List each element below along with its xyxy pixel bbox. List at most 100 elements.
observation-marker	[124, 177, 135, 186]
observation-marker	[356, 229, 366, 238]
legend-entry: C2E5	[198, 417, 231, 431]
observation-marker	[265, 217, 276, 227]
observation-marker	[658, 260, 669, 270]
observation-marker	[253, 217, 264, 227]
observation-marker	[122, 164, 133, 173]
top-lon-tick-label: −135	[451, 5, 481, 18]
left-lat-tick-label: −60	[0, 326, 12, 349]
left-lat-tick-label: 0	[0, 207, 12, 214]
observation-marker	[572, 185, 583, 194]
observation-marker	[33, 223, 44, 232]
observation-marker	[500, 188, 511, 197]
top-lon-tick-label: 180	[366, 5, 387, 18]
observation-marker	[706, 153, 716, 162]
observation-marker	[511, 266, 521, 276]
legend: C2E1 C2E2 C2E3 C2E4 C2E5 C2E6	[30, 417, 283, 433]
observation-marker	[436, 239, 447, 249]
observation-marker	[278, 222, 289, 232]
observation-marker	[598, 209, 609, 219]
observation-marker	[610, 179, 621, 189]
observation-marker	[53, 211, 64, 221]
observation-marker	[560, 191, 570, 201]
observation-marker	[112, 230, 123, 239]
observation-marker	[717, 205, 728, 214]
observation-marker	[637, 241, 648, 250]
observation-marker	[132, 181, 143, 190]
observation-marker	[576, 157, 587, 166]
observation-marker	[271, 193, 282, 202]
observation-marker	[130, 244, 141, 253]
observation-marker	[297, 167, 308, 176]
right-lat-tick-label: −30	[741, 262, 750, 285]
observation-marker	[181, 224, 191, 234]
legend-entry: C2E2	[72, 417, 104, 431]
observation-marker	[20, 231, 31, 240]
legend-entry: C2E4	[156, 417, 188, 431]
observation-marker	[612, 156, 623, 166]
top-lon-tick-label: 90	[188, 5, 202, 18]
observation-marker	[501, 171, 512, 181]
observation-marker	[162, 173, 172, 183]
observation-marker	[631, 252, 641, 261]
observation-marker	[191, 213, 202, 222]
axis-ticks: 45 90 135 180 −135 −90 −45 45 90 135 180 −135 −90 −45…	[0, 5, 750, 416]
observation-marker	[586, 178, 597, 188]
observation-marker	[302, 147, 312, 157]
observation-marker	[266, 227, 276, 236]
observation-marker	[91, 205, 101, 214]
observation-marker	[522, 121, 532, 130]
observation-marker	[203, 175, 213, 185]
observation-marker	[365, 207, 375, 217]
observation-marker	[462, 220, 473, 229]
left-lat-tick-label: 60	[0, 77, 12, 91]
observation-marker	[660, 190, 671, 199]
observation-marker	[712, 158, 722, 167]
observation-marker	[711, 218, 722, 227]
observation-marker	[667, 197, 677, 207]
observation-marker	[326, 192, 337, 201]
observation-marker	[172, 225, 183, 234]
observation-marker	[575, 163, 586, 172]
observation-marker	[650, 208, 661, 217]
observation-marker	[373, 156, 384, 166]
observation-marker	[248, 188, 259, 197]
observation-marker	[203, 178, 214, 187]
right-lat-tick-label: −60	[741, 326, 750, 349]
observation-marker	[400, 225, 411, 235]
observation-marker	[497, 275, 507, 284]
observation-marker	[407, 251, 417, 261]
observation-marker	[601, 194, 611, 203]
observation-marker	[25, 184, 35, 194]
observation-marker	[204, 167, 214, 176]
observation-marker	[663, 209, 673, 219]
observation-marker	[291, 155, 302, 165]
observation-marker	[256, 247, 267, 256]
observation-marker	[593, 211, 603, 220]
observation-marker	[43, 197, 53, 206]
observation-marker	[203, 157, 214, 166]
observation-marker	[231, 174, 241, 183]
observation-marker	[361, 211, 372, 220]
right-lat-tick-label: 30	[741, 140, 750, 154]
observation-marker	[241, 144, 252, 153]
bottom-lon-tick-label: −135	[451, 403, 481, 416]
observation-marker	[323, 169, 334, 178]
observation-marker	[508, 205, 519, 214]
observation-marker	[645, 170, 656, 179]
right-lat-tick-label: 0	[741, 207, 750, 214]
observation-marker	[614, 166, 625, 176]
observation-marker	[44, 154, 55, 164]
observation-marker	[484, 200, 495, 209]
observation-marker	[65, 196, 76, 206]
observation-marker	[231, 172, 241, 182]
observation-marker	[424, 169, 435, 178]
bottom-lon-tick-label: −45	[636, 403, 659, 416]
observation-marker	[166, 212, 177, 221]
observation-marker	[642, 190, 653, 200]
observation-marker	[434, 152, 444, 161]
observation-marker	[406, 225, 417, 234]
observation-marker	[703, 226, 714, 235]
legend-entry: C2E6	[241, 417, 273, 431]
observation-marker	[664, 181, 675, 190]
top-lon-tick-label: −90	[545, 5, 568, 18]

------------------------------------------------------------------------

Write out every line of the records above with no changes.

## Result of this exercise
List each element below along with its xyxy pixel bbox. List at most 100 elements.
observation-marker	[124, 177, 135, 186]
observation-marker	[356, 229, 366, 238]
legend-entry: C2E5	[198, 417, 231, 431]
observation-marker	[265, 217, 276, 227]
observation-marker	[658, 260, 669, 270]
observation-marker	[253, 217, 264, 227]
observation-marker	[122, 164, 133, 173]
top-lon-tick-label: −135	[451, 5, 481, 18]
left-lat-tick-label: −60	[0, 326, 12, 349]
left-lat-tick-label: 0	[0, 207, 12, 214]
observation-marker	[572, 185, 583, 194]
observation-marker	[33, 223, 44, 232]
observation-marker	[500, 188, 511, 197]
top-lon-tick-label: 180	[366, 5, 387, 18]
observation-marker	[706, 153, 716, 162]
observation-marker	[511, 266, 521, 276]
legend: C2E1 C2E2 C2E3 C2E4 C2E5 C2E6	[30, 417, 283, 433]
observation-marker	[436, 239, 447, 249]
observation-marker	[278, 222, 289, 232]
observation-marker	[598, 209, 609, 219]
observation-marker	[610, 179, 621, 189]
observation-marker	[53, 211, 64, 221]
observation-marker	[560, 191, 570, 201]
observation-marker	[112, 230, 123, 239]
observation-marker	[717, 205, 728, 214]
observation-marker	[637, 241, 648, 250]
observation-marker	[132, 181, 143, 190]
observation-marker	[576, 157, 587, 166]
observation-marker	[271, 193, 282, 202]
observation-marker	[130, 244, 141, 253]
observation-marker	[297, 167, 308, 176]
right-lat-tick-label: −30	[741, 262, 750, 285]
observation-marker	[181, 224, 191, 234]
legend-entry: C2E2	[72, 417, 104, 431]
observation-marker	[20, 231, 31, 240]
legend-entry: C2E4	[156, 417, 188, 431]
observation-marker	[612, 156, 623, 166]
top-lon-tick-label: 90	[188, 5, 202, 18]
observation-marker	[501, 171, 512, 181]
observation-marker	[162, 173, 172, 183]
observation-marker	[631, 252, 641, 261]
observation-marker	[191, 213, 202, 222]
axis-ticks: 45 90 135 180 −135 −90 −45 45 90 135 180 −135 −90 −45…	[0, 5, 750, 416]
observation-marker	[586, 178, 597, 188]
observation-marker	[302, 147, 312, 157]
observation-marker	[266, 227, 276, 236]
observation-marker	[91, 205, 101, 214]
observation-marker	[522, 121, 532, 130]
observation-marker	[203, 175, 213, 185]
observation-marker	[365, 207, 375, 217]
observation-marker	[462, 220, 473, 229]
left-lat-tick-label: 60	[0, 77, 12, 91]
observation-marker	[660, 190, 671, 199]
observation-marker	[712, 158, 722, 167]
observation-marker	[711, 218, 722, 227]
observation-marker	[667, 197, 677, 207]
observation-marker	[326, 192, 337, 201]
observation-marker	[172, 225, 183, 234]
observation-marker	[575, 163, 586, 172]
observation-marker	[650, 208, 661, 217]
observation-marker	[373, 156, 384, 166]
observation-marker	[248, 188, 259, 197]
observation-marker	[203, 178, 214, 187]
right-lat-tick-label: −60	[741, 326, 750, 349]
observation-marker	[400, 225, 411, 235]
observation-marker	[497, 275, 507, 284]
observation-marker	[407, 251, 417, 261]
observation-marker	[601, 194, 611, 203]
observation-marker	[25, 184, 35, 194]
observation-marker	[204, 167, 214, 176]
observation-marker	[663, 209, 673, 219]
observation-marker	[291, 155, 302, 165]
observation-marker	[256, 247, 267, 256]
observation-marker	[593, 211, 603, 220]
observation-marker	[43, 197, 53, 206]
observation-marker	[203, 157, 214, 166]
observation-marker	[231, 174, 241, 183]
observation-marker	[361, 211, 372, 220]
right-lat-tick-label: 30	[741, 140, 750, 154]
observation-marker	[241, 144, 252, 153]
bottom-lon-tick-label: −135	[451, 403, 481, 416]
observation-marker	[323, 169, 334, 178]
observation-marker	[508, 205, 519, 214]
observation-marker	[645, 170, 656, 179]
right-lat-tick-label: 0	[741, 207, 750, 214]
observation-marker	[614, 166, 625, 176]
observation-marker	[44, 154, 55, 164]
observation-marker	[484, 200, 495, 209]
observation-marker	[65, 196, 76, 206]
observation-marker	[231, 172, 241, 182]
observation-marker	[424, 169, 435, 178]
bottom-lon-tick-label: −45	[636, 403, 659, 416]
observation-marker	[166, 212, 177, 221]
observation-marker	[642, 190, 653, 200]
observation-marker	[434, 152, 444, 161]
observation-marker	[406, 225, 417, 234]
observation-marker	[703, 226, 714, 235]
legend-entry: C2E6	[241, 417, 273, 431]
observation-marker	[664, 181, 675, 190]
top-lon-tick-label: −90	[545, 5, 568, 18]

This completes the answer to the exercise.